[WRITTEN REQUEST]: Reproduce the data below in full and exclude every picture.

[DATASET ENTRIES]:

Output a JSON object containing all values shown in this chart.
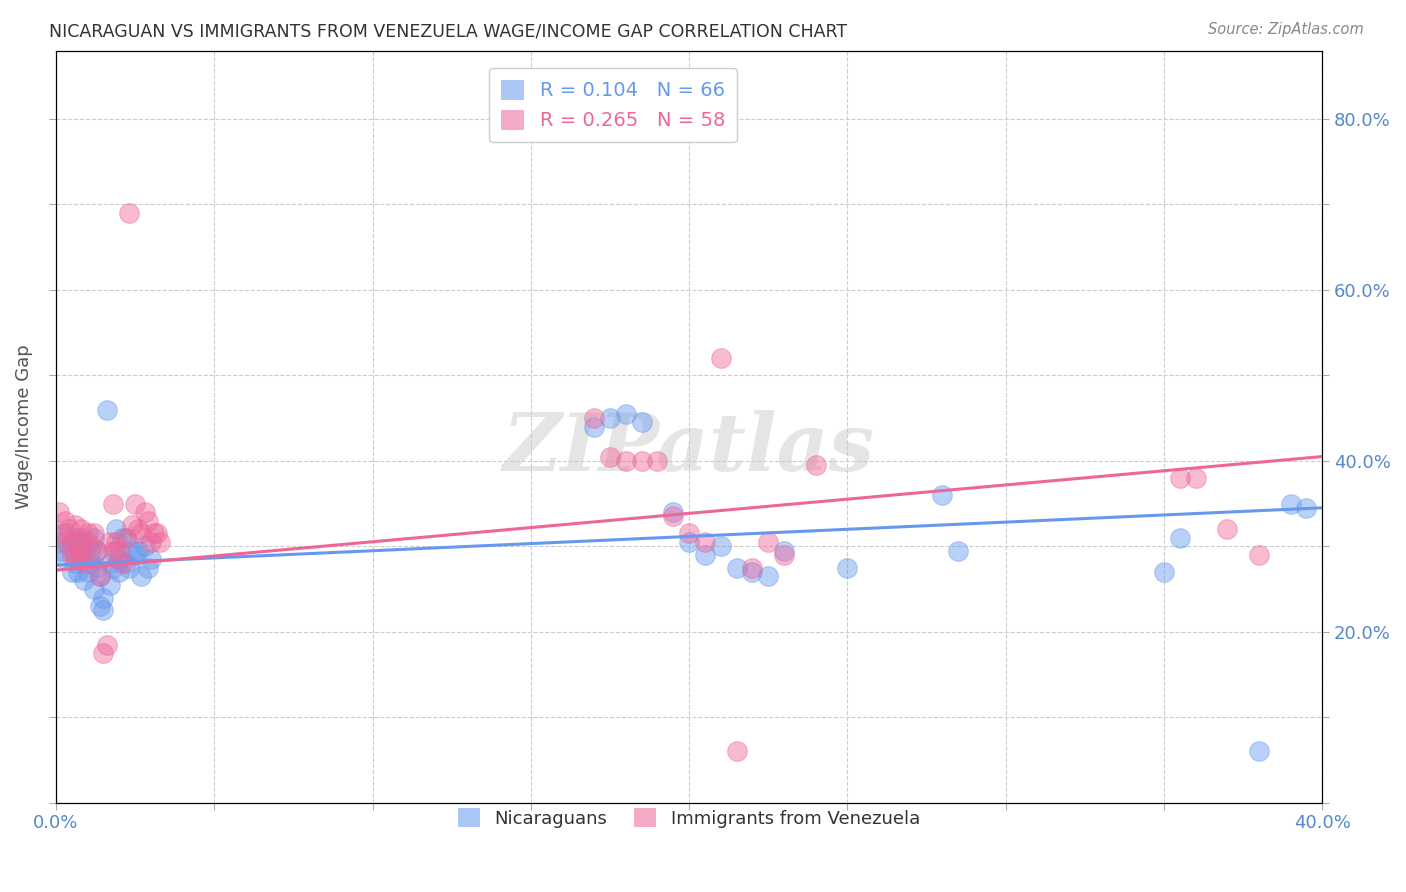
{
  "title": "NICARAGUAN VS IMMIGRANTS FROM VENEZUELA WAGE/INCOME GAP CORRELATION CHART",
  "source": "Source: ZipAtlas.com",
  "ylabel": "Wage/Income Gap",
  "xlim": [
    0.0,
    0.4
  ],
  "ylim": [
    0.0,
    0.88
  ],
  "xticks": [
    0.0,
    0.05,
    0.1,
    0.15,
    0.2,
    0.25,
    0.3,
    0.35,
    0.4
  ],
  "yticks": [
    0.0,
    0.1,
    0.2,
    0.3,
    0.4,
    0.5,
    0.6,
    0.7,
    0.8
  ],
  "legend_r1": "R = 0.104   N = 66",
  "legend_r2": "R = 0.265   N = 58",
  "legend_label_1": "Nicaraguans",
  "legend_label_2": "Immigrants from Venezuela",
  "color_blue": "#6699ee",
  "color_pink": "#ee6699",
  "blue_points": [
    [
      0.001,
      0.305
    ],
    [
      0.002,
      0.295
    ],
    [
      0.003,
      0.285
    ],
    [
      0.003,
      0.315
    ],
    [
      0.004,
      0.3
    ],
    [
      0.005,
      0.27
    ],
    [
      0.005,
      0.305
    ],
    [
      0.006,
      0.31
    ],
    [
      0.006,
      0.28
    ],
    [
      0.007,
      0.3
    ],
    [
      0.007,
      0.27
    ],
    [
      0.008,
      0.285
    ],
    [
      0.008,
      0.31
    ],
    [
      0.009,
      0.295
    ],
    [
      0.009,
      0.26
    ],
    [
      0.01,
      0.305
    ],
    [
      0.01,
      0.27
    ],
    [
      0.011,
      0.295
    ],
    [
      0.011,
      0.28
    ],
    [
      0.012,
      0.25
    ],
    [
      0.012,
      0.31
    ],
    [
      0.013,
      0.295
    ],
    [
      0.013,
      0.275
    ],
    [
      0.014,
      0.23
    ],
    [
      0.014,
      0.265
    ],
    [
      0.015,
      0.225
    ],
    [
      0.015,
      0.24
    ],
    [
      0.016,
      0.46
    ],
    [
      0.017,
      0.28
    ],
    [
      0.017,
      0.255
    ],
    [
      0.018,
      0.275
    ],
    [
      0.019,
      0.295
    ],
    [
      0.019,
      0.32
    ],
    [
      0.02,
      0.285
    ],
    [
      0.02,
      0.27
    ],
    [
      0.021,
      0.31
    ],
    [
      0.022,
      0.31
    ],
    [
      0.022,
      0.28
    ],
    [
      0.023,
      0.275
    ],
    [
      0.024,
      0.295
    ],
    [
      0.025,
      0.29
    ],
    [
      0.026,
      0.295
    ],
    [
      0.027,
      0.265
    ],
    [
      0.028,
      0.3
    ],
    [
      0.029,
      0.275
    ],
    [
      0.03,
      0.285
    ],
    [
      0.17,
      0.44
    ],
    [
      0.175,
      0.45
    ],
    [
      0.18,
      0.455
    ],
    [
      0.185,
      0.445
    ],
    [
      0.195,
      0.34
    ],
    [
      0.2,
      0.305
    ],
    [
      0.205,
      0.29
    ],
    [
      0.21,
      0.3
    ],
    [
      0.215,
      0.275
    ],
    [
      0.22,
      0.27
    ],
    [
      0.225,
      0.265
    ],
    [
      0.23,
      0.295
    ],
    [
      0.25,
      0.275
    ],
    [
      0.28,
      0.36
    ],
    [
      0.285,
      0.295
    ],
    [
      0.35,
      0.27
    ],
    [
      0.355,
      0.31
    ],
    [
      0.38,
      0.06
    ],
    [
      0.39,
      0.35
    ],
    [
      0.395,
      0.345
    ]
  ],
  "pink_points": [
    [
      0.001,
      0.34
    ],
    [
      0.002,
      0.315
    ],
    [
      0.003,
      0.305
    ],
    [
      0.003,
      0.33
    ],
    [
      0.004,
      0.32
    ],
    [
      0.005,
      0.29
    ],
    [
      0.005,
      0.305
    ],
    [
      0.006,
      0.325
    ],
    [
      0.006,
      0.29
    ],
    [
      0.007,
      0.305
    ],
    [
      0.007,
      0.285
    ],
    [
      0.008,
      0.32
    ],
    [
      0.008,
      0.295
    ],
    [
      0.009,
      0.305
    ],
    [
      0.009,
      0.28
    ],
    [
      0.01,
      0.315
    ],
    [
      0.011,
      0.3
    ],
    [
      0.012,
      0.315
    ],
    [
      0.013,
      0.295
    ],
    [
      0.014,
      0.265
    ],
    [
      0.015,
      0.175
    ],
    [
      0.016,
      0.185
    ],
    [
      0.017,
      0.305
    ],
    [
      0.018,
      0.295
    ],
    [
      0.018,
      0.35
    ],
    [
      0.019,
      0.305
    ],
    [
      0.02,
      0.295
    ],
    [
      0.021,
      0.28
    ],
    [
      0.022,
      0.31
    ],
    [
      0.023,
      0.69
    ],
    [
      0.024,
      0.325
    ],
    [
      0.025,
      0.35
    ],
    [
      0.026,
      0.32
    ],
    [
      0.027,
      0.315
    ],
    [
      0.028,
      0.34
    ],
    [
      0.029,
      0.33
    ],
    [
      0.03,
      0.305
    ],
    [
      0.031,
      0.315
    ],
    [
      0.032,
      0.315
    ],
    [
      0.033,
      0.305
    ],
    [
      0.17,
      0.45
    ],
    [
      0.175,
      0.405
    ],
    [
      0.18,
      0.4
    ],
    [
      0.185,
      0.4
    ],
    [
      0.19,
      0.4
    ],
    [
      0.195,
      0.335
    ],
    [
      0.2,
      0.315
    ],
    [
      0.205,
      0.305
    ],
    [
      0.21,
      0.52
    ],
    [
      0.215,
      0.06
    ],
    [
      0.22,
      0.275
    ],
    [
      0.225,
      0.305
    ],
    [
      0.23,
      0.29
    ],
    [
      0.24,
      0.395
    ],
    [
      0.355,
      0.38
    ],
    [
      0.36,
      0.38
    ],
    [
      0.37,
      0.32
    ],
    [
      0.38,
      0.29
    ]
  ],
  "blue_line": [
    0.0,
    0.278,
    0.4,
    0.345
  ],
  "pink_line": [
    0.0,
    0.272,
    0.4,
    0.405
  ],
  "watermark": "ZIPatlas",
  "background_color": "#ffffff",
  "grid_color": "#cccccc"
}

[EXERCISE OUTPUT]:
Output a JSON object containing all values shown in this chart.
{
  "title": "NICARAGUAN VS IMMIGRANTS FROM VENEZUELA WAGE/INCOME GAP CORRELATION CHART",
  "source": "Source: ZipAtlas.com",
  "ylabel": "Wage/Income Gap",
  "xlim": [
    0.0,
    0.4
  ],
  "ylim": [
    0.0,
    0.88
  ],
  "xticks": [
    0.0,
    0.05,
    0.1,
    0.15,
    0.2,
    0.25,
    0.3,
    0.35,
    0.4
  ],
  "yticks": [
    0.0,
    0.1,
    0.2,
    0.3,
    0.4,
    0.5,
    0.6,
    0.7,
    0.8
  ],
  "legend_r1": "R = 0.104   N = 66",
  "legend_r2": "R = 0.265   N = 58",
  "legend_label_1": "Nicaraguans",
  "legend_label_2": "Immigrants from Venezuela",
  "color_blue": "#6699ee",
  "color_pink": "#ee6699",
  "blue_points": [
    [
      0.001,
      0.305
    ],
    [
      0.002,
      0.295
    ],
    [
      0.003,
      0.285
    ],
    [
      0.003,
      0.315
    ],
    [
      0.004,
      0.3
    ],
    [
      0.005,
      0.27
    ],
    [
      0.005,
      0.305
    ],
    [
      0.006,
      0.31
    ],
    [
      0.006,
      0.28
    ],
    [
      0.007,
      0.3
    ],
    [
      0.007,
      0.27
    ],
    [
      0.008,
      0.285
    ],
    [
      0.008,
      0.31
    ],
    [
      0.009,
      0.295
    ],
    [
      0.009,
      0.26
    ],
    [
      0.01,
      0.305
    ],
    [
      0.01,
      0.27
    ],
    [
      0.011,
      0.295
    ],
    [
      0.011,
      0.28
    ],
    [
      0.012,
      0.25
    ],
    [
      0.012,
      0.31
    ],
    [
      0.013,
      0.295
    ],
    [
      0.013,
      0.275
    ],
    [
      0.014,
      0.23
    ],
    [
      0.014,
      0.265
    ],
    [
      0.015,
      0.225
    ],
    [
      0.015,
      0.24
    ],
    [
      0.016,
      0.46
    ],
    [
      0.017,
      0.28
    ],
    [
      0.017,
      0.255
    ],
    [
      0.018,
      0.275
    ],
    [
      0.019,
      0.295
    ],
    [
      0.019,
      0.32
    ],
    [
      0.02,
      0.285
    ],
    [
      0.02,
      0.27
    ],
    [
      0.021,
      0.31
    ],
    [
      0.022,
      0.31
    ],
    [
      0.022,
      0.28
    ],
    [
      0.023,
      0.275
    ],
    [
      0.024,
      0.295
    ],
    [
      0.025,
      0.29
    ],
    [
      0.026,
      0.295
    ],
    [
      0.027,
      0.265
    ],
    [
      0.028,
      0.3
    ],
    [
      0.029,
      0.275
    ],
    [
      0.03,
      0.285
    ],
    [
      0.17,
      0.44
    ],
    [
      0.175,
      0.45
    ],
    [
      0.18,
      0.455
    ],
    [
      0.185,
      0.445
    ],
    [
      0.195,
      0.34
    ],
    [
      0.2,
      0.305
    ],
    [
      0.205,
      0.29
    ],
    [
      0.21,
      0.3
    ],
    [
      0.215,
      0.275
    ],
    [
      0.22,
      0.27
    ],
    [
      0.225,
      0.265
    ],
    [
      0.23,
      0.295
    ],
    [
      0.25,
      0.275
    ],
    [
      0.28,
      0.36
    ],
    [
      0.285,
      0.295
    ],
    [
      0.35,
      0.27
    ],
    [
      0.355,
      0.31
    ],
    [
      0.38,
      0.06
    ],
    [
      0.39,
      0.35
    ],
    [
      0.395,
      0.345
    ]
  ],
  "pink_points": [
    [
      0.001,
      0.34
    ],
    [
      0.002,
      0.315
    ],
    [
      0.003,
      0.305
    ],
    [
      0.003,
      0.33
    ],
    [
      0.004,
      0.32
    ],
    [
      0.005,
      0.29
    ],
    [
      0.005,
      0.305
    ],
    [
      0.006,
      0.325
    ],
    [
      0.006,
      0.29
    ],
    [
      0.007,
      0.305
    ],
    [
      0.007,
      0.285
    ],
    [
      0.008,
      0.32
    ],
    [
      0.008,
      0.295
    ],
    [
      0.009,
      0.305
    ],
    [
      0.009,
      0.28
    ],
    [
      0.01,
      0.315
    ],
    [
      0.011,
      0.3
    ],
    [
      0.012,
      0.315
    ],
    [
      0.013,
      0.295
    ],
    [
      0.014,
      0.265
    ],
    [
      0.015,
      0.175
    ],
    [
      0.016,
      0.185
    ],
    [
      0.017,
      0.305
    ],
    [
      0.018,
      0.295
    ],
    [
      0.018,
      0.35
    ],
    [
      0.019,
      0.305
    ],
    [
      0.02,
      0.295
    ],
    [
      0.021,
      0.28
    ],
    [
      0.022,
      0.31
    ],
    [
      0.023,
      0.69
    ],
    [
      0.024,
      0.325
    ],
    [
      0.025,
      0.35
    ],
    [
      0.026,
      0.32
    ],
    [
      0.027,
      0.315
    ],
    [
      0.028,
      0.34
    ],
    [
      0.029,
      0.33
    ],
    [
      0.03,
      0.305
    ],
    [
      0.031,
      0.315
    ],
    [
      0.032,
      0.315
    ],
    [
      0.033,
      0.305
    ],
    [
      0.17,
      0.45
    ],
    [
      0.175,
      0.405
    ],
    [
      0.18,
      0.4
    ],
    [
      0.185,
      0.4
    ],
    [
      0.19,
      0.4
    ],
    [
      0.195,
      0.335
    ],
    [
      0.2,
      0.315
    ],
    [
      0.205,
      0.305
    ],
    [
      0.21,
      0.52
    ],
    [
      0.215,
      0.06
    ],
    [
      0.22,
      0.275
    ],
    [
      0.225,
      0.305
    ],
    [
      0.23,
      0.29
    ],
    [
      0.24,
      0.395
    ],
    [
      0.355,
      0.38
    ],
    [
      0.36,
      0.38
    ],
    [
      0.37,
      0.32
    ],
    [
      0.38,
      0.29
    ]
  ],
  "blue_line": [
    0.0,
    0.278,
    0.4,
    0.345
  ],
  "pink_line": [
    0.0,
    0.272,
    0.4,
    0.405
  ],
  "watermark": "ZIPatlas",
  "background_color": "#ffffff",
  "grid_color": "#cccccc"
}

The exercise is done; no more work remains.